Prompt -> Give back the records below exactly, every one, with no pictures.

━━ Provided information

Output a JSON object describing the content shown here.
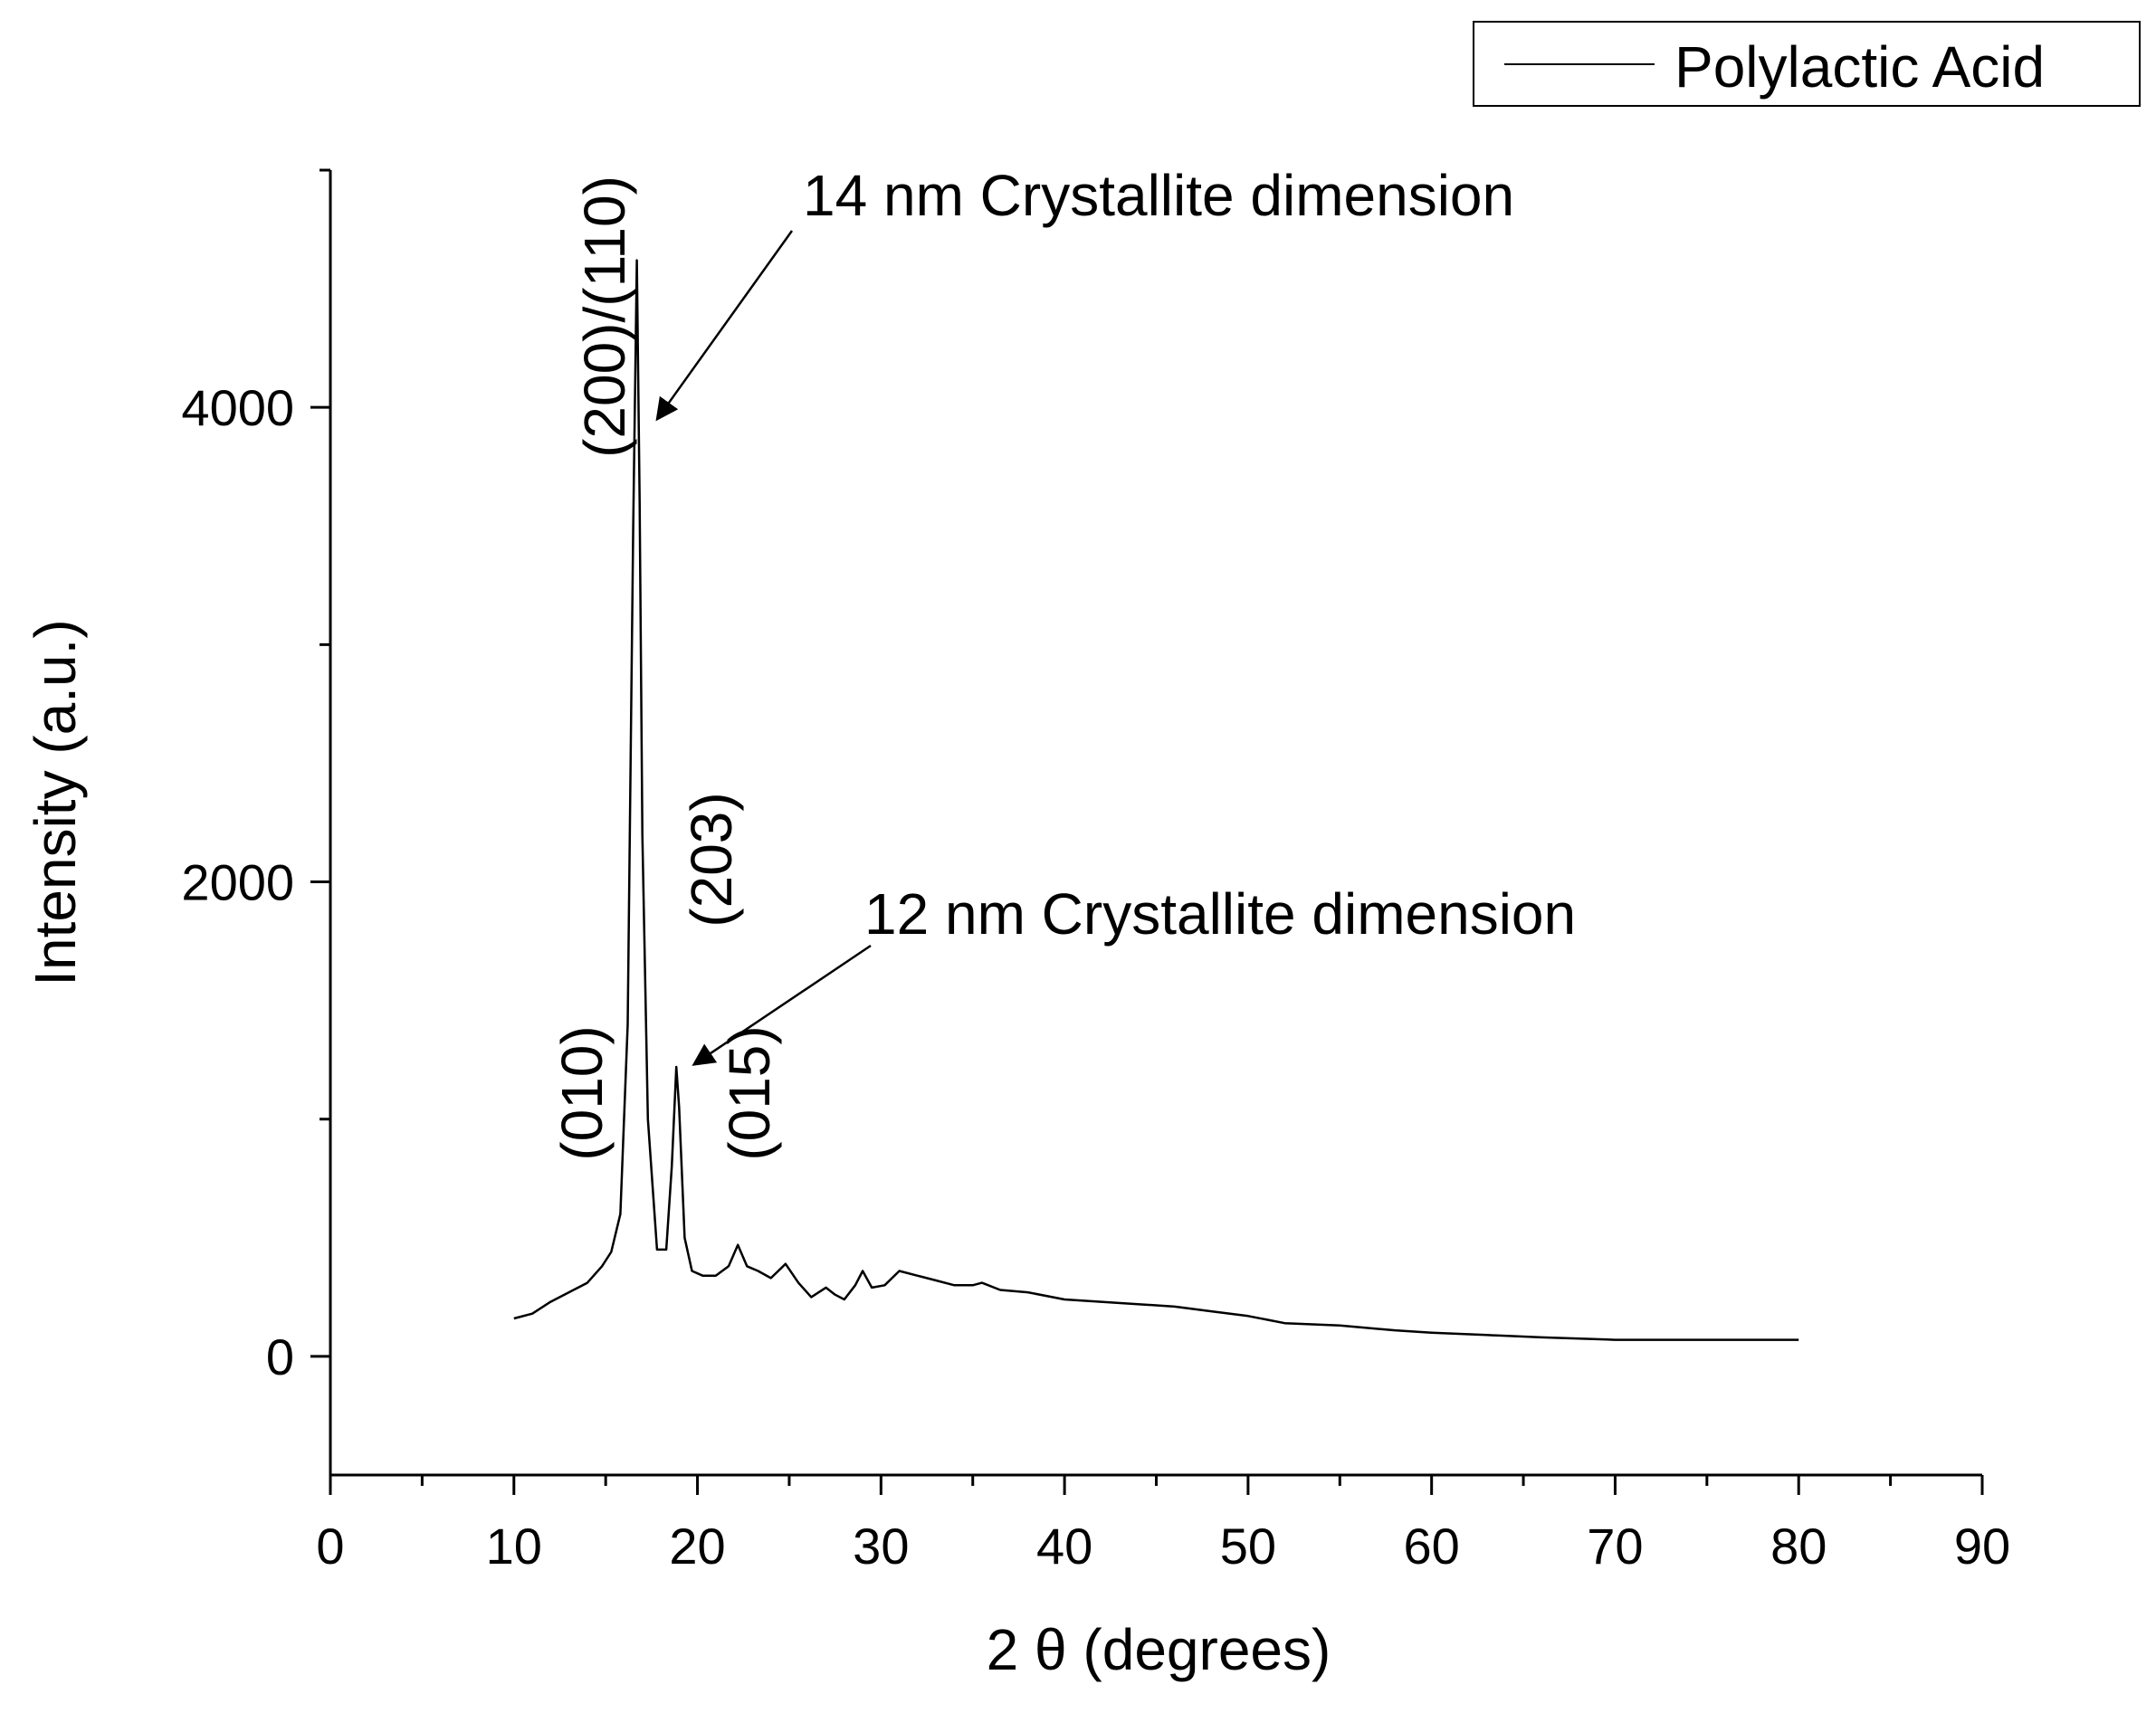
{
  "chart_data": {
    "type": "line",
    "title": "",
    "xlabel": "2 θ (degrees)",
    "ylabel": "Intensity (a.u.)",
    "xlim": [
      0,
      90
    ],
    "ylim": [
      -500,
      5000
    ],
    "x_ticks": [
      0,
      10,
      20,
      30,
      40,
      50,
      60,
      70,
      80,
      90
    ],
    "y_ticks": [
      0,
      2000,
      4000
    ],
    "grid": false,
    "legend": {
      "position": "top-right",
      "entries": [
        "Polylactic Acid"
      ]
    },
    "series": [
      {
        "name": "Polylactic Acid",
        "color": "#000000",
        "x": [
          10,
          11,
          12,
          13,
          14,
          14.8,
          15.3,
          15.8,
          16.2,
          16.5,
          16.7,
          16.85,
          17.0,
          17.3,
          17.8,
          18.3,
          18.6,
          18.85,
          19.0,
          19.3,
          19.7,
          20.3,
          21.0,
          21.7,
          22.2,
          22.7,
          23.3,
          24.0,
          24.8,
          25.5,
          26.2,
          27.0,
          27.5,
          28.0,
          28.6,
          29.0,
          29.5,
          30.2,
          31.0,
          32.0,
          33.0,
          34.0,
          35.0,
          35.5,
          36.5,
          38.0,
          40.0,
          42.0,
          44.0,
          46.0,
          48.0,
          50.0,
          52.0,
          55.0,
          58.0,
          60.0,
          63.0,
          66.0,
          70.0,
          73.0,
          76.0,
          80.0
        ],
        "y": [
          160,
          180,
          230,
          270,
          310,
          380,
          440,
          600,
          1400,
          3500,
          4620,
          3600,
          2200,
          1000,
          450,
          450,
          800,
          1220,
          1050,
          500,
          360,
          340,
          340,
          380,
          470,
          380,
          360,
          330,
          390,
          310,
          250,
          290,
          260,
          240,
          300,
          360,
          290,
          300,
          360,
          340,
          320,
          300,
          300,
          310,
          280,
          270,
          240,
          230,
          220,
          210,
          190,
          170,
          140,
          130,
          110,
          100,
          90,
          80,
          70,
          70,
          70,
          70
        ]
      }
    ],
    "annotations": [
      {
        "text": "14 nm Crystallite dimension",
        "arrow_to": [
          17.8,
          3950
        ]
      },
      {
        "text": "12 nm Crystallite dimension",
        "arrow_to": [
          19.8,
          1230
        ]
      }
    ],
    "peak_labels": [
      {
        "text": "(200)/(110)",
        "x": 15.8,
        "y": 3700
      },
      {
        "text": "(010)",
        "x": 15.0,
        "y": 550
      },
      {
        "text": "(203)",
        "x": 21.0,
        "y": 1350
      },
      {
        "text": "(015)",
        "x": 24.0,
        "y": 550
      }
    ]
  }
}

━━━━

Right answer ->
Output a JSON object describing the content shown here.
{
  "chart_data": {
    "type": "line",
    "title": "",
    "xlabel": "2 θ (degrees)",
    "ylabel": "Intensity (a.u.)",
    "xlim": [
      0,
      90
    ],
    "ylim": [
      -500,
      5000
    ],
    "x_ticks": [
      0,
      10,
      20,
      30,
      40,
      50,
      60,
      70,
      80,
      90
    ],
    "y_ticks": [
      0,
      2000,
      4000
    ],
    "grid": false,
    "legend": {
      "position": "top-right",
      "entries": [
        "Polylactic Acid"
      ]
    },
    "series": [
      {
        "name": "Polylactic Acid",
        "color": "#000000",
        "x": [
          10,
          11,
          12,
          13,
          14,
          14.8,
          15.3,
          15.8,
          16.2,
          16.5,
          16.7,
          16.85,
          17.0,
          17.3,
          17.8,
          18.3,
          18.6,
          18.85,
          19.0,
          19.3,
          19.7,
          20.3,
          21.0,
          21.7,
          22.2,
          22.7,
          23.3,
          24.0,
          24.8,
          25.5,
          26.2,
          27.0,
          27.5,
          28.0,
          28.6,
          29.0,
          29.5,
          30.2,
          31.0,
          32.0,
          33.0,
          34.0,
          35.0,
          35.5,
          36.5,
          38.0,
          40.0,
          42.0,
          44.0,
          46.0,
          48.0,
          50.0,
          52.0,
          55.0,
          58.0,
          60.0,
          63.0,
          66.0,
          70.0,
          73.0,
          76.0,
          80.0
        ],
        "y": [
          160,
          180,
          230,
          270,
          310,
          380,
          440,
          600,
          1400,
          3500,
          4620,
          3600,
          2200,
          1000,
          450,
          450,
          800,
          1220,
          1050,
          500,
          360,
          340,
          340,
          380,
          470,
          380,
          360,
          330,
          390,
          310,
          250,
          290,
          260,
          240,
          300,
          360,
          290,
          300,
          360,
          340,
          320,
          300,
          300,
          310,
          280,
          270,
          240,
          230,
          220,
          210,
          190,
          170,
          140,
          130,
          110,
          100,
          90,
          80,
          70,
          70,
          70,
          70
        ]
      }
    ],
    "annotations": [
      {
        "text": "14 nm Crystallite dimension",
        "arrow_to": [
          17.8,
          3950
        ]
      },
      {
        "text": "12 nm Crystallite dimension",
        "arrow_to": [
          19.8,
          1230
        ]
      }
    ],
    "peak_labels": [
      {
        "text": "(200)/(110)",
        "x": 15.8,
        "y": 3700
      },
      {
        "text": "(010)",
        "x": 15.0,
        "y": 550
      },
      {
        "text": "(203)",
        "x": 21.0,
        "y": 1350
      },
      {
        "text": "(015)",
        "x": 24.0,
        "y": 550
      }
    ]
  }
}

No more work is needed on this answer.